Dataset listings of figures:
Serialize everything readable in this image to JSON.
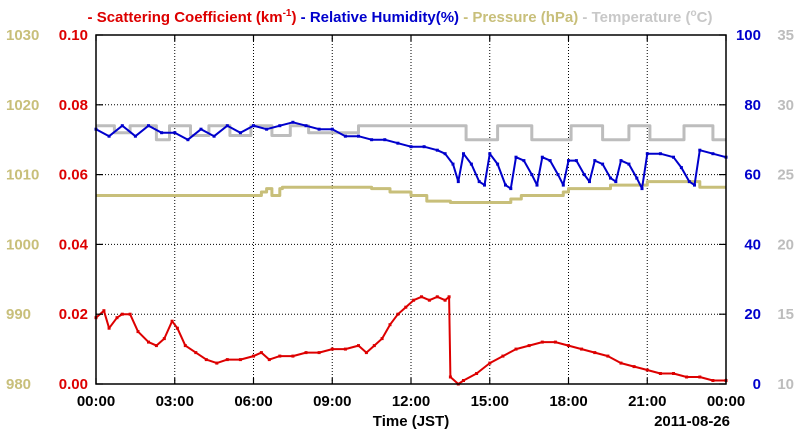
{
  "chart_data": {
    "type": "line",
    "date": "2011-08-26",
    "xlabel": "Time (JST)",
    "x_ticks": [
      "00:00",
      "03:00",
      "06:00",
      "09:00",
      "12:00",
      "15:00",
      "18:00",
      "21:00",
      "00:00"
    ],
    "x_range_hours": [
      0,
      24
    ],
    "grid": true,
    "legend_placement": "top",
    "axes": {
      "scattering": {
        "ticks": [
          "0.00",
          "0.02",
          "0.04",
          "0.06",
          "0.08",
          "0.10"
        ],
        "range": [
          0,
          0.1
        ],
        "color": "#dd0000",
        "side": "left-inner"
      },
      "pressure": {
        "ticks": [
          "980",
          "990",
          "1000",
          "1010",
          "1020",
          "1030"
        ],
        "range": [
          980,
          1030
        ],
        "color": "#c8bf7a",
        "side": "left-outer"
      },
      "humidity": {
        "ticks": [
          "0",
          "20",
          "40",
          "60",
          "80",
          "100"
        ],
        "range": [
          0,
          100
        ],
        "color": "#0000cc",
        "side": "right-inner"
      },
      "temperature": {
        "ticks": [
          "10",
          "15",
          "20",
          "25",
          "30",
          "35"
        ],
        "range": [
          10,
          35
        ],
        "color": "#bdbdbd",
        "side": "right-outer"
      }
    },
    "legend": [
      {
        "text": "Scattering Coefficient (km",
        "sup": "-1",
        "tail": ")",
        "color": "#dd0000"
      },
      {
        "text": "Relative Humidity(%)",
        "color": "#0000cc"
      },
      {
        "text": "Pressure (hPa)",
        "color": "#c8bf7a"
      },
      {
        "text": "Temperature (",
        "sup": "o",
        "tail": "C)",
        "color": "#c8c8c8"
      }
    ],
    "series": [
      {
        "name": "Scattering Coefficient",
        "axis": "scattering",
        "x": [
          0,
          0.3,
          0.5,
          0.8,
          1,
          1.3,
          1.6,
          2,
          2.3,
          2.6,
          2.9,
          3.1,
          3.4,
          3.8,
          4.2,
          4.6,
          5,
          5.5,
          6,
          6.3,
          6.6,
          7,
          7.5,
          8,
          8.5,
          9,
          9.5,
          10,
          10.3,
          10.6,
          10.9,
          11.2,
          11.5,
          11.8,
          12.1,
          12.4,
          12.7,
          13,
          13.3,
          13.45,
          13.5,
          13.8,
          14,
          14.5,
          15,
          15.5,
          16,
          16.5,
          17,
          17.5,
          18,
          18.5,
          19,
          19.5,
          20,
          20.5,
          21,
          21.5,
          22,
          22.5,
          23,
          23.5,
          24
        ],
        "y": [
          0.019,
          0.021,
          0.016,
          0.019,
          0.02,
          0.02,
          0.015,
          0.012,
          0.011,
          0.013,
          0.018,
          0.016,
          0.011,
          0.009,
          0.007,
          0.006,
          0.007,
          0.007,
          0.008,
          0.009,
          0.007,
          0.008,
          0.008,
          0.009,
          0.009,
          0.01,
          0.01,
          0.011,
          0.009,
          0.011,
          0.013,
          0.017,
          0.02,
          0.022,
          0.024,
          0.025,
          0.024,
          0.025,
          0.024,
          0.025,
          0.002,
          0.0,
          0.001,
          0.003,
          0.006,
          0.008,
          0.01,
          0.011,
          0.012,
          0.012,
          0.011,
          0.01,
          0.009,
          0.008,
          0.006,
          0.005,
          0.004,
          0.003,
          0.003,
          0.002,
          0.002,
          0.001,
          0.001
        ]
      },
      {
        "name": "Relative Humidity",
        "axis": "humidity",
        "x": [
          0,
          0.5,
          1,
          1.5,
          2,
          2.5,
          3,
          3.5,
          4,
          4.5,
          5,
          5.5,
          6,
          6.5,
          7,
          7.5,
          8,
          8.5,
          9,
          9.5,
          10,
          10.5,
          11,
          11.5,
          12,
          12.5,
          13,
          13.3,
          13.6,
          13.8,
          14,
          14.3,
          14.6,
          14.8,
          15,
          15.3,
          15.6,
          15.8,
          16,
          16.3,
          16.6,
          16.8,
          17,
          17.3,
          17.6,
          17.8,
          18,
          18.3,
          18.6,
          18.8,
          19,
          19.3,
          19.6,
          19.8,
          20,
          20.3,
          20.6,
          20.8,
          21,
          21.5,
          22,
          22.3,
          22.6,
          22.8,
          23,
          23.5,
          24
        ],
        "y": [
          73,
          71,
          74,
          71,
          74,
          72,
          72,
          70,
          73,
          71,
          74,
          72,
          74,
          73,
          74,
          75,
          74,
          73,
          73,
          71,
          71,
          70,
          70,
          69,
          68,
          68,
          67,
          66,
          63,
          58,
          66,
          63,
          58,
          57,
          66,
          63,
          57,
          56,
          65,
          64,
          60,
          57,
          65,
          64,
          60,
          57,
          64,
          64,
          60,
          58,
          64,
          63,
          59,
          58,
          64,
          63,
          59,
          56,
          66,
          66,
          65,
          62,
          58,
          57,
          67,
          66,
          65
        ]
      },
      {
        "name": "Pressure",
        "axis": "pressure",
        "x": [
          0,
          6.2,
          6.3,
          6.5,
          6.7,
          7.0,
          7.1,
          10.5,
          11.2,
          12.0,
          12.6,
          13.5,
          14.5,
          15.8,
          16.2,
          17.5,
          17.8,
          18.0,
          18.5,
          19.5,
          19.6,
          20.0,
          21.0,
          22.5,
          23.0,
          24.0
        ],
        "y": [
          1007.0,
          1007.0,
          1007.5,
          1008.0,
          1007.0,
          1008.0,
          1008.2,
          1008.0,
          1007.5,
          1007.0,
          1006.2,
          1006.0,
          1006.0,
          1006.5,
          1007.0,
          1007.0,
          1007.5,
          1008.0,
          1008.0,
          1008.0,
          1008.5,
          1008.5,
          1009.0,
          1009.0,
          1008.2,
          1008.2
        ]
      },
      {
        "name": "Temperature",
        "axis": "temperature",
        "x": [
          0,
          0.6,
          0.7,
          1.2,
          1.3,
          2.2,
          2.3,
          2.7,
          2.8,
          3.5,
          3.6,
          4.2,
          4.3,
          5.0,
          5.1,
          5.8,
          5.9,
          6.6,
          6.7,
          7.3,
          7.4,
          8.0,
          8.1,
          9.9,
          10.0,
          14.0,
          14.1,
          15.2,
          15.3,
          16.5,
          16.6,
          18.0,
          18.1,
          19.2,
          19.3,
          20.2,
          20.3,
          21.0,
          21.1,
          22.3,
          22.4,
          23.4,
          23.5,
          24.0
        ],
        "y": [
          28.5,
          28.5,
          28.0,
          28.0,
          28.5,
          28.5,
          27.5,
          27.5,
          28.5,
          28.5,
          27.8,
          27.8,
          28.5,
          28.5,
          27.8,
          27.8,
          28.5,
          28.5,
          27.8,
          27.8,
          28.5,
          28.5,
          28.0,
          28.0,
          28.5,
          28.5,
          27.5,
          27.5,
          28.5,
          28.5,
          27.5,
          27.5,
          28.5,
          28.5,
          27.5,
          27.5,
          28.5,
          28.5,
          27.5,
          27.5,
          28.5,
          28.5,
          27.5,
          27.5
        ]
      }
    ]
  }
}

> **STATED GOAL**
Write out each line of the data exactly; the images should be left out.

> **WRITTEN RESPONSE**
Serialize everything readable in this image to JSON.
{
  "chart_data": {
    "type": "line",
    "date": "2011-08-26",
    "xlabel": "Time (JST)",
    "x_ticks": [
      "00:00",
      "03:00",
      "06:00",
      "09:00",
      "12:00",
      "15:00",
      "18:00",
      "21:00",
      "00:00"
    ],
    "x_range_hours": [
      0,
      24
    ],
    "grid": true,
    "legend_placement": "top",
    "axes": {
      "scattering": {
        "ticks": [
          "0.00",
          "0.02",
          "0.04",
          "0.06",
          "0.08",
          "0.10"
        ],
        "range": [
          0,
          0.1
        ],
        "color": "#dd0000",
        "side": "left-inner"
      },
      "pressure": {
        "ticks": [
          "980",
          "990",
          "1000",
          "1010",
          "1020",
          "1030"
        ],
        "range": [
          980,
          1030
        ],
        "color": "#c8bf7a",
        "side": "left-outer"
      },
      "humidity": {
        "ticks": [
          "0",
          "20",
          "40",
          "60",
          "80",
          "100"
        ],
        "range": [
          0,
          100
        ],
        "color": "#0000cc",
        "side": "right-inner"
      },
      "temperature": {
        "ticks": [
          "10",
          "15",
          "20",
          "25",
          "30",
          "35"
        ],
        "range": [
          10,
          35
        ],
        "color": "#bdbdbd",
        "side": "right-outer"
      }
    },
    "legend": [
      {
        "text": "Scattering Coefficient (km",
        "sup": "-1",
        "tail": ")",
        "color": "#dd0000"
      },
      {
        "text": "Relative Humidity(%)",
        "color": "#0000cc"
      },
      {
        "text": "Pressure (hPa)",
        "color": "#c8bf7a"
      },
      {
        "text": "Temperature (",
        "sup": "o",
        "tail": "C)",
        "color": "#c8c8c8"
      }
    ],
    "series": [
      {
        "name": "Scattering Coefficient",
        "axis": "scattering",
        "x": [
          0,
          0.3,
          0.5,
          0.8,
          1,
          1.3,
          1.6,
          2,
          2.3,
          2.6,
          2.9,
          3.1,
          3.4,
          3.8,
          4.2,
          4.6,
          5,
          5.5,
          6,
          6.3,
          6.6,
          7,
          7.5,
          8,
          8.5,
          9,
          9.5,
          10,
          10.3,
          10.6,
          10.9,
          11.2,
          11.5,
          11.8,
          12.1,
          12.4,
          12.7,
          13,
          13.3,
          13.45,
          13.5,
          13.8,
          14,
          14.5,
          15,
          15.5,
          16,
          16.5,
          17,
          17.5,
          18,
          18.5,
          19,
          19.5,
          20,
          20.5,
          21,
          21.5,
          22,
          22.5,
          23,
          23.5,
          24
        ],
        "y": [
          0.019,
          0.021,
          0.016,
          0.019,
          0.02,
          0.02,
          0.015,
          0.012,
          0.011,
          0.013,
          0.018,
          0.016,
          0.011,
          0.009,
          0.007,
          0.006,
          0.007,
          0.007,
          0.008,
          0.009,
          0.007,
          0.008,
          0.008,
          0.009,
          0.009,
          0.01,
          0.01,
          0.011,
          0.009,
          0.011,
          0.013,
          0.017,
          0.02,
          0.022,
          0.024,
          0.025,
          0.024,
          0.025,
          0.024,
          0.025,
          0.002,
          0.0,
          0.001,
          0.003,
          0.006,
          0.008,
          0.01,
          0.011,
          0.012,
          0.012,
          0.011,
          0.01,
          0.009,
          0.008,
          0.006,
          0.005,
          0.004,
          0.003,
          0.003,
          0.002,
          0.002,
          0.001,
          0.001
        ]
      },
      {
        "name": "Relative Humidity",
        "axis": "humidity",
        "x": [
          0,
          0.5,
          1,
          1.5,
          2,
          2.5,
          3,
          3.5,
          4,
          4.5,
          5,
          5.5,
          6,
          6.5,
          7,
          7.5,
          8,
          8.5,
          9,
          9.5,
          10,
          10.5,
          11,
          11.5,
          12,
          12.5,
          13,
          13.3,
          13.6,
          13.8,
          14,
          14.3,
          14.6,
          14.8,
          15,
          15.3,
          15.6,
          15.8,
          16,
          16.3,
          16.6,
          16.8,
          17,
          17.3,
          17.6,
          17.8,
          18,
          18.3,
          18.6,
          18.8,
          19,
          19.3,
          19.6,
          19.8,
          20,
          20.3,
          20.6,
          20.8,
          21,
          21.5,
          22,
          22.3,
          22.6,
          22.8,
          23,
          23.5,
          24
        ],
        "y": [
          73,
          71,
          74,
          71,
          74,
          72,
          72,
          70,
          73,
          71,
          74,
          72,
          74,
          73,
          74,
          75,
          74,
          73,
          73,
          71,
          71,
          70,
          70,
          69,
          68,
          68,
          67,
          66,
          63,
          58,
          66,
          63,
          58,
          57,
          66,
          63,
          57,
          56,
          65,
          64,
          60,
          57,
          65,
          64,
          60,
          57,
          64,
          64,
          60,
          58,
          64,
          63,
          59,
          58,
          64,
          63,
          59,
          56,
          66,
          66,
          65,
          62,
          58,
          57,
          67,
          66,
          65
        ]
      },
      {
        "name": "Pressure",
        "axis": "pressure",
        "x": [
          0,
          6.2,
          6.3,
          6.5,
          6.7,
          7.0,
          7.1,
          10.5,
          11.2,
          12.0,
          12.6,
          13.5,
          14.5,
          15.8,
          16.2,
          17.5,
          17.8,
          18.0,
          18.5,
          19.5,
          19.6,
          20.0,
          21.0,
          22.5,
          23.0,
          24.0
        ],
        "y": [
          1007.0,
          1007.0,
          1007.5,
          1008.0,
          1007.0,
          1008.0,
          1008.2,
          1008.0,
          1007.5,
          1007.0,
          1006.2,
          1006.0,
          1006.0,
          1006.5,
          1007.0,
          1007.0,
          1007.5,
          1008.0,
          1008.0,
          1008.0,
          1008.5,
          1008.5,
          1009.0,
          1009.0,
          1008.2,
          1008.2
        ]
      },
      {
        "name": "Temperature",
        "axis": "temperature",
        "x": [
          0,
          0.6,
          0.7,
          1.2,
          1.3,
          2.2,
          2.3,
          2.7,
          2.8,
          3.5,
          3.6,
          4.2,
          4.3,
          5.0,
          5.1,
          5.8,
          5.9,
          6.6,
          6.7,
          7.3,
          7.4,
          8.0,
          8.1,
          9.9,
          10.0,
          14.0,
          14.1,
          15.2,
          15.3,
          16.5,
          16.6,
          18.0,
          18.1,
          19.2,
          19.3,
          20.2,
          20.3,
          21.0,
          21.1,
          22.3,
          22.4,
          23.4,
          23.5,
          24.0
        ],
        "y": [
          28.5,
          28.5,
          28.0,
          28.0,
          28.5,
          28.5,
          27.5,
          27.5,
          28.5,
          28.5,
          27.8,
          27.8,
          28.5,
          28.5,
          27.8,
          27.8,
          28.5,
          28.5,
          27.8,
          27.8,
          28.5,
          28.5,
          28.0,
          28.0,
          28.5,
          28.5,
          27.5,
          27.5,
          28.5,
          28.5,
          27.5,
          27.5,
          28.5,
          28.5,
          27.5,
          27.5,
          28.5,
          28.5,
          27.5,
          27.5,
          28.5,
          28.5,
          27.5,
          27.5
        ]
      }
    ]
  }
}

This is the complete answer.